Dataset entries

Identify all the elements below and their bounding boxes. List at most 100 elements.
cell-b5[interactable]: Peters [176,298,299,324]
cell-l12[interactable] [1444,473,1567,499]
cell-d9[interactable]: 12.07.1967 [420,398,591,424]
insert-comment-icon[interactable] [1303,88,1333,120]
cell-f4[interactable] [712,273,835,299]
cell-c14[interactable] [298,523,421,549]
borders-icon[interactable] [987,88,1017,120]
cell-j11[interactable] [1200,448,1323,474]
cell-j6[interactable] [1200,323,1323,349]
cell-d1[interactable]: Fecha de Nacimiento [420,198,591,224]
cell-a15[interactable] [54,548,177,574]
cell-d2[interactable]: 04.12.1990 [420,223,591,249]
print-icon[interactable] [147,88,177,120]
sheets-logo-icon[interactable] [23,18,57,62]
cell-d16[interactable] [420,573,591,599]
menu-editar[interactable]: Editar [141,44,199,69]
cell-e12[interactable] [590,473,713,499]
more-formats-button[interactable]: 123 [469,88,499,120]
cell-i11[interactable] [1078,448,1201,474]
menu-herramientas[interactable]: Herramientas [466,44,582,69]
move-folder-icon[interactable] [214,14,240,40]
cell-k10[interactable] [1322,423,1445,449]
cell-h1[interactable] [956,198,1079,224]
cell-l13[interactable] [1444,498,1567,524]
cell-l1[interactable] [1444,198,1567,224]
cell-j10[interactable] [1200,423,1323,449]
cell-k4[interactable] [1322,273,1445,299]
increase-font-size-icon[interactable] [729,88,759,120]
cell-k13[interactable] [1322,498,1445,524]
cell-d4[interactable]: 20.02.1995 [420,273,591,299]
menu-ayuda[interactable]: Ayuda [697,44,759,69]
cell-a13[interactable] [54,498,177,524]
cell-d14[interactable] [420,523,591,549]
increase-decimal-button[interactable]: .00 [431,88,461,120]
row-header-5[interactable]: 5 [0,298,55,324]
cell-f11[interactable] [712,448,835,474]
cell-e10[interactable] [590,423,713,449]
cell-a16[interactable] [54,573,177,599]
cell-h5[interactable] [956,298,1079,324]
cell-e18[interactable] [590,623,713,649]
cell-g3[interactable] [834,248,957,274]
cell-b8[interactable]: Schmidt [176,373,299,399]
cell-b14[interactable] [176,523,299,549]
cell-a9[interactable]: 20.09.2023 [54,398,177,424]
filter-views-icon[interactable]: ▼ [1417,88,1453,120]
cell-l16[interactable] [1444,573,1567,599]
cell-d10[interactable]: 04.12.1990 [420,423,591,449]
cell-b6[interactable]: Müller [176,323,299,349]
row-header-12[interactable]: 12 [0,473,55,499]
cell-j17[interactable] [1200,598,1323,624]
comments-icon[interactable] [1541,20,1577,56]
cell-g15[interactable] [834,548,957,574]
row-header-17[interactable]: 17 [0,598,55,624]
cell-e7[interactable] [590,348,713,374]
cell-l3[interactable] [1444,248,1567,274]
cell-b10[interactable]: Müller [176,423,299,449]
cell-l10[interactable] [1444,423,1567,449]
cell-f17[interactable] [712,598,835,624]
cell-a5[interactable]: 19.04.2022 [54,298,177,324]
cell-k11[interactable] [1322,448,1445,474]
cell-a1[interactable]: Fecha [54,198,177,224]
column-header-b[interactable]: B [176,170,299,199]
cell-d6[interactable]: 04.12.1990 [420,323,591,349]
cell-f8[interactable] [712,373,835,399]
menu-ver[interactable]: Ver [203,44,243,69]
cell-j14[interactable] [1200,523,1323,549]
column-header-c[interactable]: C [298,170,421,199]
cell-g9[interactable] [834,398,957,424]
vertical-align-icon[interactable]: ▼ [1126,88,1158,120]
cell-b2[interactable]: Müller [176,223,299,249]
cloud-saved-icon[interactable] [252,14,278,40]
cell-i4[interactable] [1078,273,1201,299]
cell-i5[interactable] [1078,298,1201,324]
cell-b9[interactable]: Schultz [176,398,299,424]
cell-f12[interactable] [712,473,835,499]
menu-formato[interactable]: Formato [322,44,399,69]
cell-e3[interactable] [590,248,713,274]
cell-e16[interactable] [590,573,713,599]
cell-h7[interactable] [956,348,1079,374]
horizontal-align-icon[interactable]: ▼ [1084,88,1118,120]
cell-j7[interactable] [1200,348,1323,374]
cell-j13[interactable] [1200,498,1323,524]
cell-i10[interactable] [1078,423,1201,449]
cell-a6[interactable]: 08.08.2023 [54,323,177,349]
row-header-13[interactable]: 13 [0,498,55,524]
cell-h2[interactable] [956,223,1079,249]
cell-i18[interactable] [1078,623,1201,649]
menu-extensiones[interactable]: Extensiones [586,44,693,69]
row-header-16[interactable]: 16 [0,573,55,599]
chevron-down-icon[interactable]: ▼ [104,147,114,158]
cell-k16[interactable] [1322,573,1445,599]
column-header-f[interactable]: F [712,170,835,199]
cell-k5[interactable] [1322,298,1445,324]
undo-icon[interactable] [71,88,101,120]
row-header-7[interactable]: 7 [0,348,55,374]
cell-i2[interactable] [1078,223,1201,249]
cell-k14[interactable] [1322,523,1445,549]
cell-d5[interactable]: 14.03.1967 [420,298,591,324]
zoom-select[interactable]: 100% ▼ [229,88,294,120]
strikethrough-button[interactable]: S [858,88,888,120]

● PROBLEM STATEMENT
Output every one of the records above again, copying each line with no changes.

● FINAL ANSWER
Identify all the elements below and their bounding boxes. List at most 100 elements.
cell-b5[interactable]: Peters [176,298,299,324]
cell-l12[interactable] [1444,473,1567,499]
cell-d9[interactable]: 12.07.1967 [420,398,591,424]
insert-comment-icon[interactable] [1303,88,1333,120]
cell-f4[interactable] [712,273,835,299]
cell-c14[interactable] [298,523,421,549]
borders-icon[interactable] [987,88,1017,120]
cell-j11[interactable] [1200,448,1323,474]
cell-j6[interactable] [1200,323,1323,349]
cell-d1[interactable]: Fecha de Nacimiento [420,198,591,224]
cell-a15[interactable] [54,548,177,574]
cell-d2[interactable]: 04.12.1990 [420,223,591,249]
print-icon[interactable] [147,88,177,120]
sheets-logo-icon[interactable] [23,18,57,62]
cell-d16[interactable] [420,573,591,599]
menu-editar[interactable]: Editar [141,44,199,69]
cell-e12[interactable] [590,473,713,499]
more-formats-button[interactable]: 123 [469,88,499,120]
cell-i11[interactable] [1078,448,1201,474]
menu-herramientas[interactable]: Herramientas [466,44,582,69]
move-folder-icon[interactable] [214,14,240,40]
cell-k10[interactable] [1322,423,1445,449]
cell-h1[interactable] [956,198,1079,224]
cell-l13[interactable] [1444,498,1567,524]
cell-l1[interactable] [1444,198,1567,224]
cell-j10[interactable] [1200,423,1323,449]
cell-k4[interactable] [1322,273,1445,299]
increase-font-size-icon[interactable] [729,88,759,120]
cell-k13[interactable] [1322,498,1445,524]
cell-d4[interactable]: 20.02.1995 [420,273,591,299]
menu-ayuda[interactable]: Ayuda [697,44,759,69]
cell-a13[interactable] [54,498,177,524]
cell-d14[interactable] [420,523,591,549]
increase-decimal-button[interactable]: .00 [431,88,461,120]
row-header-5[interactable]: 5 [0,298,55,324]
cell-f11[interactable] [712,448,835,474]
cell-e10[interactable] [590,423,713,449]
cell-a16[interactable] [54,573,177,599]
cell-h5[interactable] [956,298,1079,324]
cell-e18[interactable] [590,623,713,649]
cell-g3[interactable] [834,248,957,274]
cell-b8[interactable]: Schmidt [176,373,299,399]
cell-b14[interactable] [176,523,299,549]
cell-a9[interactable]: 20.09.2023 [54,398,177,424]
filter-views-icon[interactable]: ▼ [1417,88,1453,120]
cell-l16[interactable] [1444,573,1567,599]
cell-d10[interactable]: 04.12.1990 [420,423,591,449]
cell-b6[interactable]: Müller [176,323,299,349]
row-header-12[interactable]: 12 [0,473,55,499]
cell-j17[interactable] [1200,598,1323,624]
comments-icon[interactable] [1541,20,1577,56]
cell-g15[interactable] [834,548,957,574]
row-header-17[interactable]: 17 [0,598,55,624]
cell-e7[interactable] [590,348,713,374]
cell-l3[interactable] [1444,248,1567,274]
cell-b10[interactable]: Müller [176,423,299,449]
cell-l10[interactable] [1444,423,1567,449]
cell-f17[interactable] [712,598,835,624]
cell-a5[interactable]: 19.04.2022 [54,298,177,324]
cell-k11[interactable] [1322,448,1445,474]
cell-a1[interactable]: Fecha [54,198,177,224]
column-header-b[interactable]: B [176,170,299,199]
cell-d6[interactable]: 04.12.1990 [420,323,591,349]
cell-f8[interactable] [712,373,835,399]
menu-ver[interactable]: Ver [203,44,243,69]
cell-j14[interactable] [1200,523,1323,549]
column-header-c[interactable]: C [298,170,421,199]
cell-g9[interactable] [834,398,957,424]
vertical-align-icon[interactable]: ▼ [1126,88,1158,120]
cell-b2[interactable]: Müller [176,223,299,249]
cloud-saved-icon[interactable] [252,14,278,40]
cell-i4[interactable] [1078,273,1201,299]
cell-i5[interactable] [1078,298,1201,324]
cell-b9[interactable]: Schultz [176,398,299,424]
cell-f12[interactable] [712,473,835,499]
menu-formato[interactable]: Formato [322,44,399,69]
cell-e3[interactable] [590,248,713,274]
cell-e16[interactable] [590,573,713,599]
cell-h7[interactable] [956,348,1079,374]
horizontal-align-icon[interactable]: ▼ [1084,88,1118,120]
cell-j7[interactable] [1200,348,1323,374]
cell-j13[interactable] [1200,498,1323,524]
cell-i10[interactable] [1078,423,1201,449]
cell-a6[interactable]: 08.08.2023 [54,323,177,349]
row-header-13[interactable]: 13 [0,498,55,524]
cell-h2[interactable] [956,223,1079,249]
cell-i18[interactable] [1078,623,1201,649]
menu-extensiones[interactable]: Extensiones [586,44,693,69]
row-header-16[interactable]: 16 [0,573,55,599]
chevron-down-icon[interactable]: ▼ [104,147,114,158]
cell-k16[interactable] [1322,573,1445,599]
column-header-f[interactable]: F [712,170,835,199]
cell-k5[interactable] [1322,298,1445,324]
undo-icon[interactable] [71,88,101,120]
row-header-7[interactable]: 7 [0,348,55,374]
cell-i2[interactable] [1078,223,1201,249]
cell-k14[interactable] [1322,523,1445,549]
cell-d5[interactable]: 14.03.1967 [420,298,591,324]
zoom-select[interactable]: 100% ▼ [229,88,294,120]
strikethrough-button[interactable]: S [858,88,888,120]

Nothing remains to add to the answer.